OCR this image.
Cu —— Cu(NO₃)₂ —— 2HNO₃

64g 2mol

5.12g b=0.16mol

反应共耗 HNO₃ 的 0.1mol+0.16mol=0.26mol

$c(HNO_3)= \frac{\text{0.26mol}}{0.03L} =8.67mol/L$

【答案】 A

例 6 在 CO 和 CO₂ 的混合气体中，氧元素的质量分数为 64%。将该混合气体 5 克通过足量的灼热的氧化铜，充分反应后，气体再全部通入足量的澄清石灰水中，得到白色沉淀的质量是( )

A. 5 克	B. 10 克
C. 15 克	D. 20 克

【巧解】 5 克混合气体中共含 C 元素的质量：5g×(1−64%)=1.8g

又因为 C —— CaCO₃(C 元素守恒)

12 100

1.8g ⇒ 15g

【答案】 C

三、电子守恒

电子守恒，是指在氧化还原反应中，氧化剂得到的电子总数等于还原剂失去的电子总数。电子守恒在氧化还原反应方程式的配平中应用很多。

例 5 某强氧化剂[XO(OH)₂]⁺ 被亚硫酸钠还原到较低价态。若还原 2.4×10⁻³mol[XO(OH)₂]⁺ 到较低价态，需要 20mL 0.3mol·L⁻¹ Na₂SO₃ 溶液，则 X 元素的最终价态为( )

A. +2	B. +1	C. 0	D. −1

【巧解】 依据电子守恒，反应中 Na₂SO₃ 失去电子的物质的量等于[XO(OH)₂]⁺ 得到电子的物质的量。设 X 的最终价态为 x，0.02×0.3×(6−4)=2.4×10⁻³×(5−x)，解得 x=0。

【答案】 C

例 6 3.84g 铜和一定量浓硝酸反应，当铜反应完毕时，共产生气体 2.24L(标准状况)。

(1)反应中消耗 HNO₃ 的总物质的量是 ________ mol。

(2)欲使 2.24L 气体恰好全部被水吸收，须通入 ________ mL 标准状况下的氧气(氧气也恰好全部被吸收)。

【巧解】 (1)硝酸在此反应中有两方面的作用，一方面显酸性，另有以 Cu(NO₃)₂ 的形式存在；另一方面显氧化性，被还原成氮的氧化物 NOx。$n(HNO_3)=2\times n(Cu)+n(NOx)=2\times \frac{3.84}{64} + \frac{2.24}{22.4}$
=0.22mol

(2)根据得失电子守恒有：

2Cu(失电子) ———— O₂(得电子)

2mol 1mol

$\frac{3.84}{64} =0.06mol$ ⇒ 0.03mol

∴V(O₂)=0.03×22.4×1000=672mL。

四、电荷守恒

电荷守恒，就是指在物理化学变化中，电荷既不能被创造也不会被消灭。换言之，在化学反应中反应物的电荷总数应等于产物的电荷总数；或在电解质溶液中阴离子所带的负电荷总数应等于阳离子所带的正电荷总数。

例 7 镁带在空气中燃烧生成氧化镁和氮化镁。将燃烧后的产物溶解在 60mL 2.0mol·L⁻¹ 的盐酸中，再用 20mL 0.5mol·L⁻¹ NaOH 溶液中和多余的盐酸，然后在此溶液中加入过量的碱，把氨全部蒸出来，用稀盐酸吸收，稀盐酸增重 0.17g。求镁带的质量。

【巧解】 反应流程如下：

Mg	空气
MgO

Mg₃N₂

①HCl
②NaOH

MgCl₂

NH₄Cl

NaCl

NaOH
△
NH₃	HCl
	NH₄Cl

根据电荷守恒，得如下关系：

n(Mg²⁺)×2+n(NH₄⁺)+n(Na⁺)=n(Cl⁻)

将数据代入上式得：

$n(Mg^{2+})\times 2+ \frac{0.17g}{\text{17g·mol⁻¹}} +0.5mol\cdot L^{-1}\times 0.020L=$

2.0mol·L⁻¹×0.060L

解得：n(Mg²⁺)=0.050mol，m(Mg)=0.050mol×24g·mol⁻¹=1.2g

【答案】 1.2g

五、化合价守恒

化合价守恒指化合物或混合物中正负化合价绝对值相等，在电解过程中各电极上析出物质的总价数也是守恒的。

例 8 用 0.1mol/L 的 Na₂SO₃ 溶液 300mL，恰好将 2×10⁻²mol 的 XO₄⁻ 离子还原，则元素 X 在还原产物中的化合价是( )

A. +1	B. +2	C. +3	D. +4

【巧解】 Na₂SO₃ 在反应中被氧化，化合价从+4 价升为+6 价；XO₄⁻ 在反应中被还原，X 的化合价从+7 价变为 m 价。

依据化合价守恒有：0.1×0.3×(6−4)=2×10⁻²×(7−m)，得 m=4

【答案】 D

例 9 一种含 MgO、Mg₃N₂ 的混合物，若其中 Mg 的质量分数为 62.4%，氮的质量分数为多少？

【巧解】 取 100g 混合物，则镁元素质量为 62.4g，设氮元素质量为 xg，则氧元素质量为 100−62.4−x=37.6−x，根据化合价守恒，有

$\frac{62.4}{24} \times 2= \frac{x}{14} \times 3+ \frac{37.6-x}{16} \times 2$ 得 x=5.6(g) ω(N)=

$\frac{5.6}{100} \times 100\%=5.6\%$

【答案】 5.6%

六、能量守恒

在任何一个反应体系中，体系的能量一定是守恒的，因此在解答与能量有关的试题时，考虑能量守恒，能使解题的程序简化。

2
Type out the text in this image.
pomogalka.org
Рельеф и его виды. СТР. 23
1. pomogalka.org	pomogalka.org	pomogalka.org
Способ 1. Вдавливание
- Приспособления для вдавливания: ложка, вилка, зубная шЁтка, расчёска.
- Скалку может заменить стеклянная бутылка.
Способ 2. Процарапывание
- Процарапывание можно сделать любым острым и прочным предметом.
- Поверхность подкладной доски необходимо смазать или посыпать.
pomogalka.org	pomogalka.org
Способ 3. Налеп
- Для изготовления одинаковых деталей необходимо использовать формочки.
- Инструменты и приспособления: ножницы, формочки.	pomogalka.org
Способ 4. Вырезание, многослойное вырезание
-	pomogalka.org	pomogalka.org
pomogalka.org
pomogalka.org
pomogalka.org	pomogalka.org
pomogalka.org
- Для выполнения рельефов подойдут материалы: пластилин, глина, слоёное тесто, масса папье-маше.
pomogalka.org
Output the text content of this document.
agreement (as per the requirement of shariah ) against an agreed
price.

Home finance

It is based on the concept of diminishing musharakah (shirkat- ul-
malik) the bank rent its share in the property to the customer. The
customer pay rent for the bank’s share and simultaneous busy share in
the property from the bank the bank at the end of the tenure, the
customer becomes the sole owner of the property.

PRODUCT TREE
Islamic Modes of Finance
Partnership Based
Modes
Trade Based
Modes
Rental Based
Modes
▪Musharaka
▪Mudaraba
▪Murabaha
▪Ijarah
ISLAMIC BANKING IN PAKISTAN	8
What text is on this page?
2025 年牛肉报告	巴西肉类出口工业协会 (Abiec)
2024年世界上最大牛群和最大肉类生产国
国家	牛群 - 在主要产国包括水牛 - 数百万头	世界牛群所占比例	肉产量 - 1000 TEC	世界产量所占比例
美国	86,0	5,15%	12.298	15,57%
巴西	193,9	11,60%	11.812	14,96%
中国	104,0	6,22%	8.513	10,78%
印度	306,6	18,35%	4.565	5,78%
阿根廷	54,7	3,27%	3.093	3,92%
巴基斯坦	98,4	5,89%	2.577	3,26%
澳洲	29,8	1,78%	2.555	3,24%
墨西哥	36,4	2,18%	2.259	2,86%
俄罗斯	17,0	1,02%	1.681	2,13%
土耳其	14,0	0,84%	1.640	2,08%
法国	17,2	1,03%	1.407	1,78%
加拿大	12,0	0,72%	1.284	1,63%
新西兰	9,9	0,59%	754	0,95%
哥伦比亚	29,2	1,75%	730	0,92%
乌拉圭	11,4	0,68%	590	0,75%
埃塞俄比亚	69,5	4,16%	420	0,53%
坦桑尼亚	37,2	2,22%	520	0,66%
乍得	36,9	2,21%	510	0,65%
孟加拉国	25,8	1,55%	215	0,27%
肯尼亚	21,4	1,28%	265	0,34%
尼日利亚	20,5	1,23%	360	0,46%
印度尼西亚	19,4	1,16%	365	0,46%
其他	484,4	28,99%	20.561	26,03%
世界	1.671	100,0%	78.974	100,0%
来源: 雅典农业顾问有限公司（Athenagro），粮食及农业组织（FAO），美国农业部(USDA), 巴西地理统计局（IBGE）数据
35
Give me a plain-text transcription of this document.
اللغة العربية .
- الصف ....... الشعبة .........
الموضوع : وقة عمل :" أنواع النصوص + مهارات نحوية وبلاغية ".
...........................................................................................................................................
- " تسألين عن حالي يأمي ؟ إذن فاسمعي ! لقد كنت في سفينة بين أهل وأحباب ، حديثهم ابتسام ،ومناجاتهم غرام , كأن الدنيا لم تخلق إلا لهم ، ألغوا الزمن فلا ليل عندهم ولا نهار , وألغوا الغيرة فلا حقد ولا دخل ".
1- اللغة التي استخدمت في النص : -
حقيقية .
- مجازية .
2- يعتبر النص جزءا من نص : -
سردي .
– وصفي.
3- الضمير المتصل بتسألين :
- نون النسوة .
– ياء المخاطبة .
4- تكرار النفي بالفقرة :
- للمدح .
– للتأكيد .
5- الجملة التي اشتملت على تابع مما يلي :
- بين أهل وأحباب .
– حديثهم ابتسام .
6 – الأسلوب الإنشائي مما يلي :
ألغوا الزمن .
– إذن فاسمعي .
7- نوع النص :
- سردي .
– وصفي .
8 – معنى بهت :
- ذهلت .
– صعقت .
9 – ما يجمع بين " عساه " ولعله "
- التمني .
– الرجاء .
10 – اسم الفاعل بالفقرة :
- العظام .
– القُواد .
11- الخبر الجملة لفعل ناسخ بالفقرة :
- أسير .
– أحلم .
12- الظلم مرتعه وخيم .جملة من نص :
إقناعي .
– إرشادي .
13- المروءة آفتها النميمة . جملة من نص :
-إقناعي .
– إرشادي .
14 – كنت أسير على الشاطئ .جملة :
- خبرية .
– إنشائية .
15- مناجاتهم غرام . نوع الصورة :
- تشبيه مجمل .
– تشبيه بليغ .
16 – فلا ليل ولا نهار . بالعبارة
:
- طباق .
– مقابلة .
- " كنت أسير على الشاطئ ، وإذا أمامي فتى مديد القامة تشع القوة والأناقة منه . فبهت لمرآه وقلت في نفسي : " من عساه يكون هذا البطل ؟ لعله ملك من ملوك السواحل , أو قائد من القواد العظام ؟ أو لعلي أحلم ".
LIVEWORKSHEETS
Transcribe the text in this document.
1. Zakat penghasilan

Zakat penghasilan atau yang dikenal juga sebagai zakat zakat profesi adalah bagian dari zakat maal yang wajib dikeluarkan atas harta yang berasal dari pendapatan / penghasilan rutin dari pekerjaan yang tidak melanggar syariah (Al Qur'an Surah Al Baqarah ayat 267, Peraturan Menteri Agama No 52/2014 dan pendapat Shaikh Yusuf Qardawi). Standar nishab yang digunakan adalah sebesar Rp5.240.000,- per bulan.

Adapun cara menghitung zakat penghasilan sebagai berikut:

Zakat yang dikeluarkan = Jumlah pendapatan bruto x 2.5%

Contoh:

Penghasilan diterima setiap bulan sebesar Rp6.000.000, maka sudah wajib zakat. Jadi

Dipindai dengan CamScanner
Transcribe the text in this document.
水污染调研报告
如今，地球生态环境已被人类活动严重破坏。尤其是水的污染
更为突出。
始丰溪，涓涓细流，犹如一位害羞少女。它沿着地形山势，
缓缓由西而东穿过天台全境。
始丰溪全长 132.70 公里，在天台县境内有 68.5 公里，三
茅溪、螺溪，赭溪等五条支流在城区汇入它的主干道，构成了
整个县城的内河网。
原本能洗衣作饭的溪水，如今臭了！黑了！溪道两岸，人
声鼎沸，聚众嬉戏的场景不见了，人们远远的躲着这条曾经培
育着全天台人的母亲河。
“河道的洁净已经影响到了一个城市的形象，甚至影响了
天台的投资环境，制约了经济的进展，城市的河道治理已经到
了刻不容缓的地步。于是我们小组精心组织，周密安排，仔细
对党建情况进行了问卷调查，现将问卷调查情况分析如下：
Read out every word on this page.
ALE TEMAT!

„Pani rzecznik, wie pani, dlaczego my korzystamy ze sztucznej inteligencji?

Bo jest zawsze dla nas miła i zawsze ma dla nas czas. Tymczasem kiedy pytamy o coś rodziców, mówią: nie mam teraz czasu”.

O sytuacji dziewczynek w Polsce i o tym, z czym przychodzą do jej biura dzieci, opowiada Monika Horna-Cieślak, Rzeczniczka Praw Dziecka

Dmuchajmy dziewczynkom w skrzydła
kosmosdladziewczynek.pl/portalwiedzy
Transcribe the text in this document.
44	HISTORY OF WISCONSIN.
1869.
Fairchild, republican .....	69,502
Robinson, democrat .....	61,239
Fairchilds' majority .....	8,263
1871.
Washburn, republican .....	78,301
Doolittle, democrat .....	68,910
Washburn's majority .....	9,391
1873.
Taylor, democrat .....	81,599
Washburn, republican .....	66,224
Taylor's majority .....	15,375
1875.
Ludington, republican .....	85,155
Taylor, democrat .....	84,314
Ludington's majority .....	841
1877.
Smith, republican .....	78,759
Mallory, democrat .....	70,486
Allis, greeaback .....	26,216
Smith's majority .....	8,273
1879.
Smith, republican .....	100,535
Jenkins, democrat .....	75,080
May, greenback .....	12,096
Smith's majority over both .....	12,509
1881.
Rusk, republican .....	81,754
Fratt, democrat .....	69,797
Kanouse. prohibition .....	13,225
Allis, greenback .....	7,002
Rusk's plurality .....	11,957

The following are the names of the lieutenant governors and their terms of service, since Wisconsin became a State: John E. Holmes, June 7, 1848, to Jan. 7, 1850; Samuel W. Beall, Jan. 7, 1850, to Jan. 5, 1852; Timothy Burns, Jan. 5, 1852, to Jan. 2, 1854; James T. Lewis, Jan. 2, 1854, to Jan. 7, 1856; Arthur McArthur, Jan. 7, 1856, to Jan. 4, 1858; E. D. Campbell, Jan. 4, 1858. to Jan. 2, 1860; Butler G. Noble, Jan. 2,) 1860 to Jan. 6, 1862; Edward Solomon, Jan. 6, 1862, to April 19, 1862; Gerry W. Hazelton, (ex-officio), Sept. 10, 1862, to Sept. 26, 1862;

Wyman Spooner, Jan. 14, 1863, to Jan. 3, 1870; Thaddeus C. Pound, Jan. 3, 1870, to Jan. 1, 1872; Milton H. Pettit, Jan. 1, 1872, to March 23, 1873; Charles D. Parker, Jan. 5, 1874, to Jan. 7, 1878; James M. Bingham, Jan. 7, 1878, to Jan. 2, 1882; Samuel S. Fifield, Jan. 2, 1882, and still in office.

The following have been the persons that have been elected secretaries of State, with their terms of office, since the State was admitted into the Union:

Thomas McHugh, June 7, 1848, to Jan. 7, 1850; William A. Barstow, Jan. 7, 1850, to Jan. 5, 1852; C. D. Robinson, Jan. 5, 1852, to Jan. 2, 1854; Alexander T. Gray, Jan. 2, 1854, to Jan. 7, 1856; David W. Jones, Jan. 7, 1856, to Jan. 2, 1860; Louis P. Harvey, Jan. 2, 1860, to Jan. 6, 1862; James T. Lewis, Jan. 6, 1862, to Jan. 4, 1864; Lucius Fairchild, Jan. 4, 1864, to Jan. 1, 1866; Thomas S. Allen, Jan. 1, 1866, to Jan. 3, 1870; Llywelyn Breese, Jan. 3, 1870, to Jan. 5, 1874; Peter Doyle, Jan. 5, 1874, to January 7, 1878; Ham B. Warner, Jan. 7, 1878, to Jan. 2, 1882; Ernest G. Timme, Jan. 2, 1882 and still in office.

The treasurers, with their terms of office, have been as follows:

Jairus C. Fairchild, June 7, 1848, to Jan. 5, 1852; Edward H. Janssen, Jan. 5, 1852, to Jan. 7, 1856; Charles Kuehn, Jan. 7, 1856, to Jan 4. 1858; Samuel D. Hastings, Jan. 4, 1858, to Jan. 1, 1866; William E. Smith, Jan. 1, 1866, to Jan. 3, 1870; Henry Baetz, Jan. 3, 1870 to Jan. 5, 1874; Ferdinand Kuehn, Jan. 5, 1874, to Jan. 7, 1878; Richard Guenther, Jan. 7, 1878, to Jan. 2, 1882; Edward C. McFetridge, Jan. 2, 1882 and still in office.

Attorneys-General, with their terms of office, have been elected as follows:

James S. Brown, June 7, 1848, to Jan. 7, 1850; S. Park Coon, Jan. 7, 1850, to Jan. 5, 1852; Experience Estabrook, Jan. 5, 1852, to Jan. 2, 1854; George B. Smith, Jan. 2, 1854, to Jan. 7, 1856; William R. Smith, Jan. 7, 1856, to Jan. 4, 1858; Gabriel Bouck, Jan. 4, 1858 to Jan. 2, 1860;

◆ ◆ ◆ ◆

Show the lines of the records that contain the word "العظام".

● **Result below**
- العظام .
- " كنت أسير على الشاطئ ، وإذا أمامي فتى مديد القامة تشع القوة والأناقة منه . فبهت لمرآه وقلت في نفسي : " من عساه يكون هذا البطل ؟ لعله ملك من ملوك السواحل , أو قائد من القواد العظام ؟ أو لعلي أحلم ".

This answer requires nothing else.